[begin Data in this exercise]

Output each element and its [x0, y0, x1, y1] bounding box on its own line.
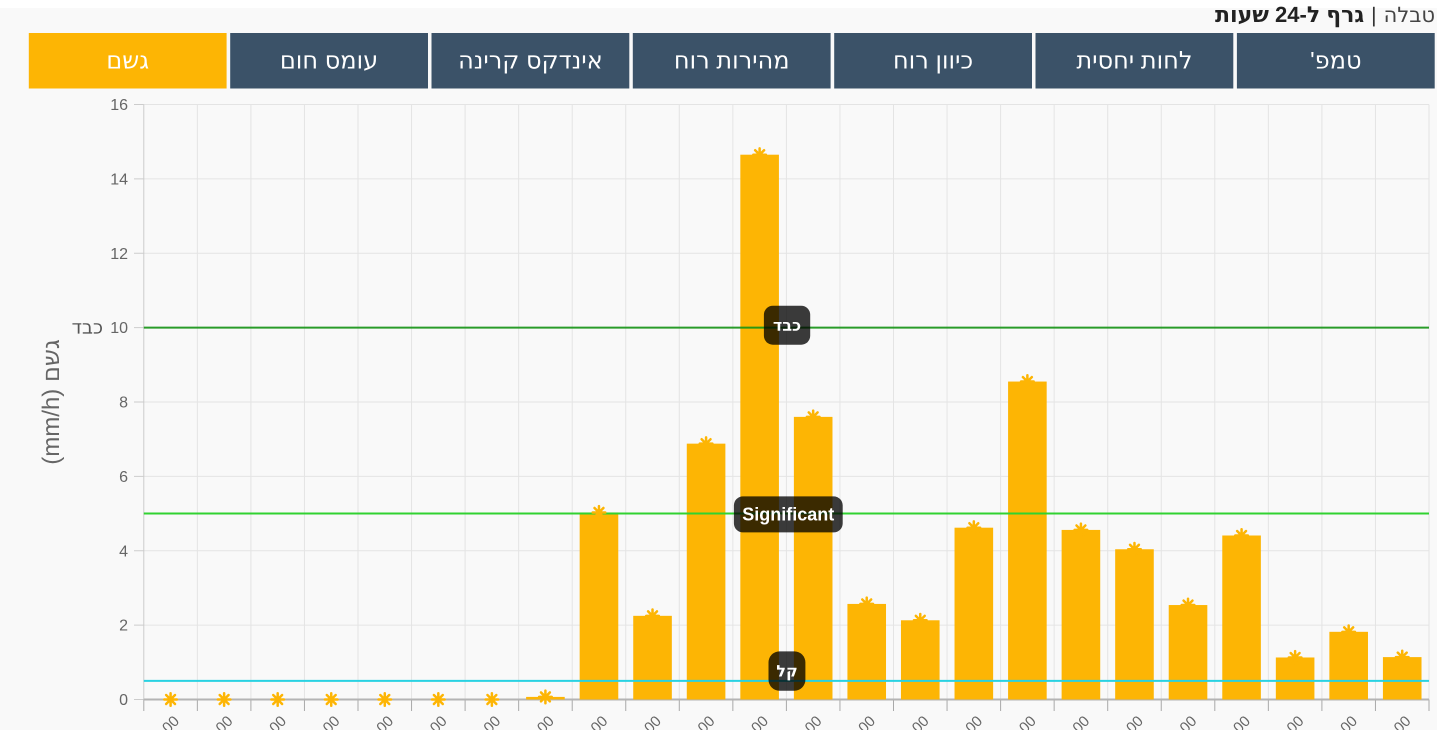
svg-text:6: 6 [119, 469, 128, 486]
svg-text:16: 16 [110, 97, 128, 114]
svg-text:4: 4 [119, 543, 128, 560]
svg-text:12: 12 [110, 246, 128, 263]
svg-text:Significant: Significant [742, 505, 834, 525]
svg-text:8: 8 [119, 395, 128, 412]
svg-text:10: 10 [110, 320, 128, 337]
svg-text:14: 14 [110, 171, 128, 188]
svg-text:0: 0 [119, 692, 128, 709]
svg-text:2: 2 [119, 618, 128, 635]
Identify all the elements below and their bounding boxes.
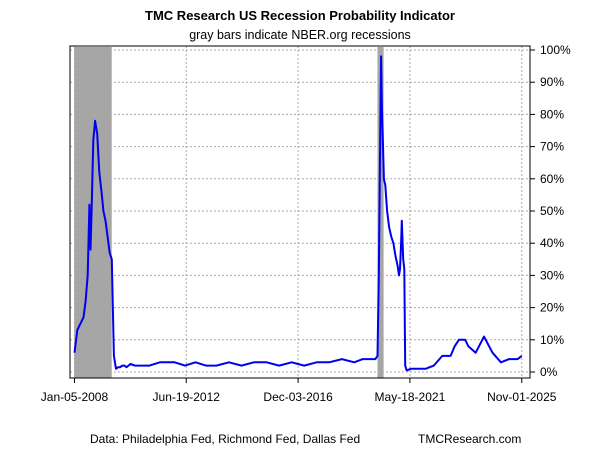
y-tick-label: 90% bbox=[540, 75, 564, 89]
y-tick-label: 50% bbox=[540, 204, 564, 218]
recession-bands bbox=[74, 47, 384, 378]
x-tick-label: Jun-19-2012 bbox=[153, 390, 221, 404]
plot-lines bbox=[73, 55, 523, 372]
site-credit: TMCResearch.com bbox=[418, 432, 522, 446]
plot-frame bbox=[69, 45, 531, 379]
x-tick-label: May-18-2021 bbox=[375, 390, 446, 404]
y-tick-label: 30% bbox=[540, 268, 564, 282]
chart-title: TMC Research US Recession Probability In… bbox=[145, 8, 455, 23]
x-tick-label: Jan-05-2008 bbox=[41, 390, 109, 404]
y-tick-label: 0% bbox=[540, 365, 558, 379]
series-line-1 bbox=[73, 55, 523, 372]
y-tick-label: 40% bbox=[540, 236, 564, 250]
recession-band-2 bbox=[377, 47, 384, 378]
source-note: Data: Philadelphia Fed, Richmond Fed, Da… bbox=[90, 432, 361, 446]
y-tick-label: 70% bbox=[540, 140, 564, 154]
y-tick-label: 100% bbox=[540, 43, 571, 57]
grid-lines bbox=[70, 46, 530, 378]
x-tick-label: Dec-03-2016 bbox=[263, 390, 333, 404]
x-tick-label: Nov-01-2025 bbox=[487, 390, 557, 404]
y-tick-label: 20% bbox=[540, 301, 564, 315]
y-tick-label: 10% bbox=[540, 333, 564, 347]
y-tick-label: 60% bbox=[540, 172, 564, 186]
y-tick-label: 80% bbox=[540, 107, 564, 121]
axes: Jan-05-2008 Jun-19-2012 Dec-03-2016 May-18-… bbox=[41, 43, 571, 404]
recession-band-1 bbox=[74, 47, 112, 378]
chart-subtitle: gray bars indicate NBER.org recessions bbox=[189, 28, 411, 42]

[end Data in this exercise]
[begin Data in this exercise]

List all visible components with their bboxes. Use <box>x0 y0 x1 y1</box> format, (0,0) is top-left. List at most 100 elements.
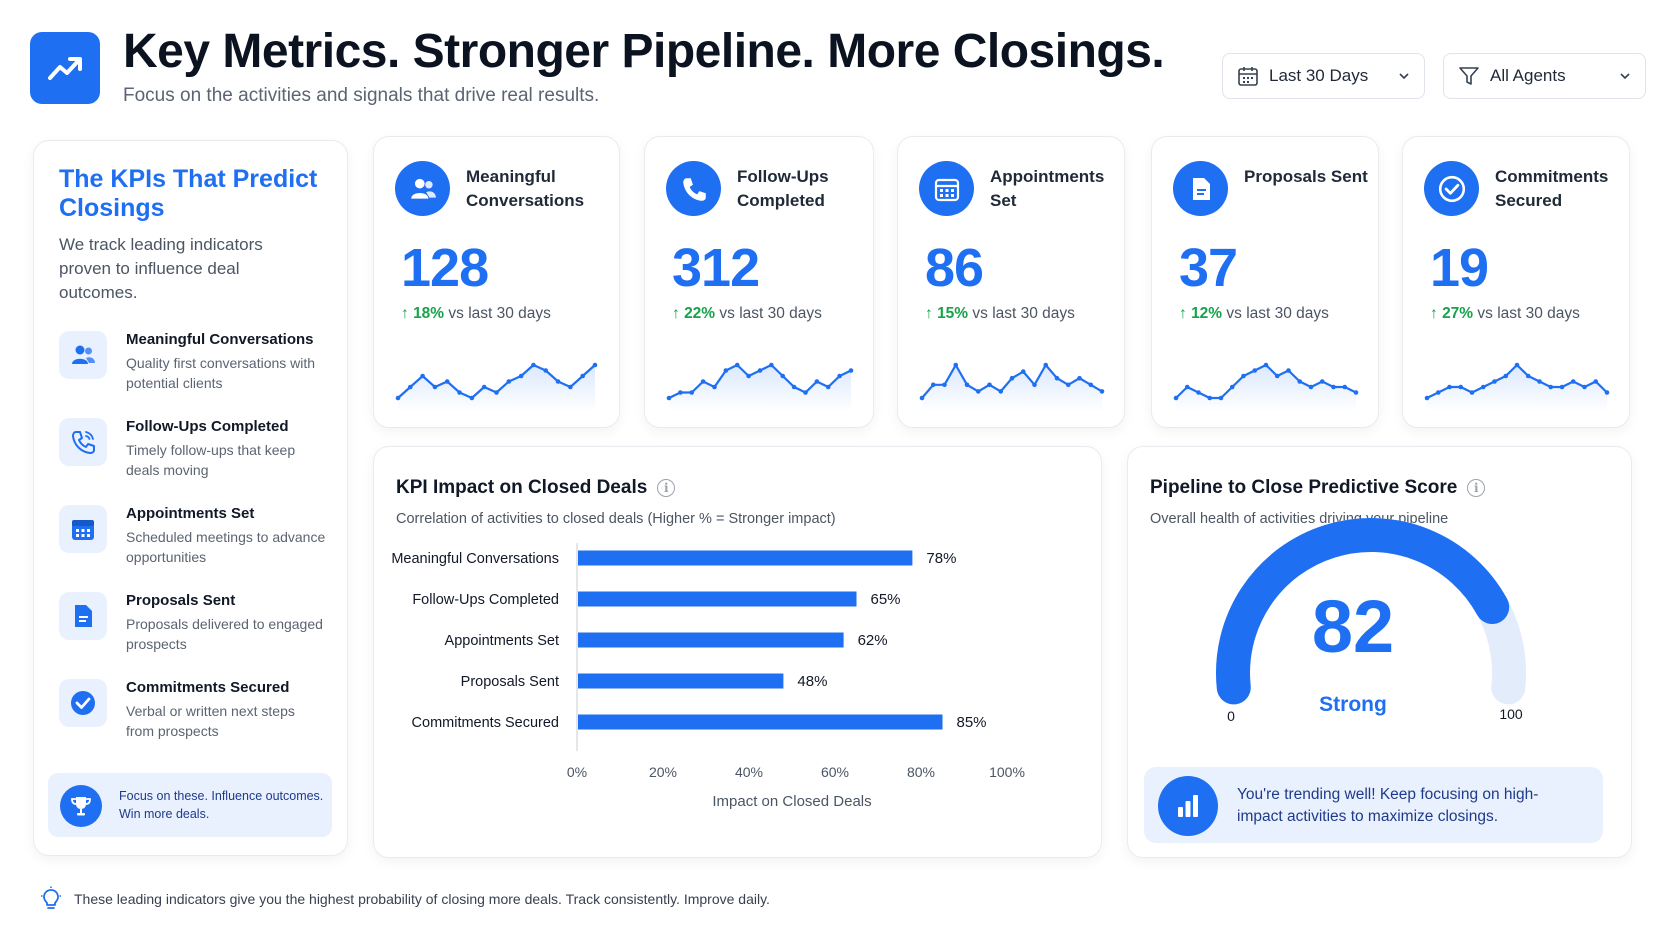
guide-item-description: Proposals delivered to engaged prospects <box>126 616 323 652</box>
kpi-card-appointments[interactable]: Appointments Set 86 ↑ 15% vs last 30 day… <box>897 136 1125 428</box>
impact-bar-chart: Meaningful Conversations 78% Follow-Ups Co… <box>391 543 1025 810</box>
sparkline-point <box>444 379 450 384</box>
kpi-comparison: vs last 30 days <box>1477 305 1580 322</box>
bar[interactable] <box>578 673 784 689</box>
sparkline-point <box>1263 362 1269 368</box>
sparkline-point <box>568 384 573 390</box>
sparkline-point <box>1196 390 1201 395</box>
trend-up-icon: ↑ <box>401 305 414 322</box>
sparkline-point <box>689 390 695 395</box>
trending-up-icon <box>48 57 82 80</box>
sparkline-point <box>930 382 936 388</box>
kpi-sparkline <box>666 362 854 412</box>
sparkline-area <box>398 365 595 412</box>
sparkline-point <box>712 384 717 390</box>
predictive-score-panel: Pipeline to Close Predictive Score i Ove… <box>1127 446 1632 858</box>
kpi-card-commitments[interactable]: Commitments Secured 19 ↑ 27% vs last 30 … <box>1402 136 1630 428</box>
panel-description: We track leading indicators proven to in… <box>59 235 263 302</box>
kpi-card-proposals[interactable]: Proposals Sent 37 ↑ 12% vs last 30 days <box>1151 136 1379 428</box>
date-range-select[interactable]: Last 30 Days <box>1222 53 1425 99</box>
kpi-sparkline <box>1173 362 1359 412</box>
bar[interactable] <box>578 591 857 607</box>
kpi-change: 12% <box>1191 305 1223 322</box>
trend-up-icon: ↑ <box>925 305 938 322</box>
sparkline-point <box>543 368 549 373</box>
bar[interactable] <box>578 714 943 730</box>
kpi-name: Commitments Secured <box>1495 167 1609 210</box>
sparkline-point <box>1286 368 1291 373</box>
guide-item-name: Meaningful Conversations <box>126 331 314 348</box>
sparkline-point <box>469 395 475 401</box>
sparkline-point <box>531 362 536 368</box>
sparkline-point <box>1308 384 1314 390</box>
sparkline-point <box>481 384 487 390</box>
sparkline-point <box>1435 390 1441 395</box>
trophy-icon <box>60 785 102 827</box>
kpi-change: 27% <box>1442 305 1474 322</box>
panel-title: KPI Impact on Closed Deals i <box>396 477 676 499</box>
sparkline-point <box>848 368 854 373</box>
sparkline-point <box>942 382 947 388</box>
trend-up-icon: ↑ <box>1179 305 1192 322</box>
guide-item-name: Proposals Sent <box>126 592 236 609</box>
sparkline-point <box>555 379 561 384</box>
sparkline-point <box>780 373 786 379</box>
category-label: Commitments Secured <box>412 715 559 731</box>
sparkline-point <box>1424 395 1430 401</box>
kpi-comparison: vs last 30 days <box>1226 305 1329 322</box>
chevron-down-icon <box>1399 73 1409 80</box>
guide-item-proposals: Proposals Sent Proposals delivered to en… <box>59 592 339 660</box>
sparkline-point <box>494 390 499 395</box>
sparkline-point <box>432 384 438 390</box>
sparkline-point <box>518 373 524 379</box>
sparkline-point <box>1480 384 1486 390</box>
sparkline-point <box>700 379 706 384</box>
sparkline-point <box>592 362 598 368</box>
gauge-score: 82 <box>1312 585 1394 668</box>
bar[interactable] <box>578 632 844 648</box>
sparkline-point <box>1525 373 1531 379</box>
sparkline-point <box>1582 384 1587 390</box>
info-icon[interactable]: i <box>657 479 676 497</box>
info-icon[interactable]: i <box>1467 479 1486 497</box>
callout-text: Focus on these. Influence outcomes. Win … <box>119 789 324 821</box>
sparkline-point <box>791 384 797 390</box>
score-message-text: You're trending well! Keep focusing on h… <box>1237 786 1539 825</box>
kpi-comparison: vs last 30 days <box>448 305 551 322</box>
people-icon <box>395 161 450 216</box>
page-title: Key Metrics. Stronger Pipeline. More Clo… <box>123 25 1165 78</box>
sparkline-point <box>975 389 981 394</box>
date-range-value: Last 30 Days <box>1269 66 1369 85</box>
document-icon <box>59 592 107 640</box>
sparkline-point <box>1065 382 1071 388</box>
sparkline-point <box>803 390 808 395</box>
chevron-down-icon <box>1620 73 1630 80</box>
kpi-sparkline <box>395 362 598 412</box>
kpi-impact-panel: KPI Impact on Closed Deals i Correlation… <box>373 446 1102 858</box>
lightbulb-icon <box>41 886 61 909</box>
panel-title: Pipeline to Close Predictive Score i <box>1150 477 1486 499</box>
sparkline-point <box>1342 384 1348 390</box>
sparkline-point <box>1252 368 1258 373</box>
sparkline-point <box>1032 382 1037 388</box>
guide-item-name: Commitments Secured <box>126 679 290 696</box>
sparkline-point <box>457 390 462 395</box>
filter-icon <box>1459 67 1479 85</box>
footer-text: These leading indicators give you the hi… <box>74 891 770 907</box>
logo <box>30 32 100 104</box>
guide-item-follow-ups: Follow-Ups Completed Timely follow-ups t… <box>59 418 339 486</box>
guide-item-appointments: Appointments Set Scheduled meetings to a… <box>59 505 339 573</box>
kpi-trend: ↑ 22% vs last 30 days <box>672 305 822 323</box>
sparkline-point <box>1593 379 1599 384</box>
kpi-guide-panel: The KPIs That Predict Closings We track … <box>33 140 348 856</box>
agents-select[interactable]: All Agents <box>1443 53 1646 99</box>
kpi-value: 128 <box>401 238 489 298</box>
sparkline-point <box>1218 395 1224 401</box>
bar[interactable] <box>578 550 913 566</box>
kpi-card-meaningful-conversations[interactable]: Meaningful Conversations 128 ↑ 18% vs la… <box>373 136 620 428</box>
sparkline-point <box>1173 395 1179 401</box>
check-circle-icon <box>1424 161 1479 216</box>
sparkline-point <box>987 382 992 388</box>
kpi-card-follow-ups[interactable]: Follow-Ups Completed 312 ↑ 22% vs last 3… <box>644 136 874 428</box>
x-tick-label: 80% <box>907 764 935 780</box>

[end Data in this exercise]

§ Problem requirements
Reproduce the lines of the material above verbatim, from the line containing "y-tick-label: 90% bbox=[540, 75, 564, 89]" through the line containing "plot-frame bbox=[69, 45, 531, 379]", inclusive.

§ Written reply
y-tick-label: 90% bbox=[540, 75, 564, 89]
y-tick-label: 50% bbox=[540, 204, 564, 218]
recession-bands bbox=[74, 47, 384, 378]
x-tick-label: Jun-19-2012 bbox=[153, 390, 221, 404]
plot-lines bbox=[73, 55, 523, 372]
site-credit: TMCResearch.com bbox=[418, 432, 522, 446]
plot-frame bbox=[69, 45, 531, 379]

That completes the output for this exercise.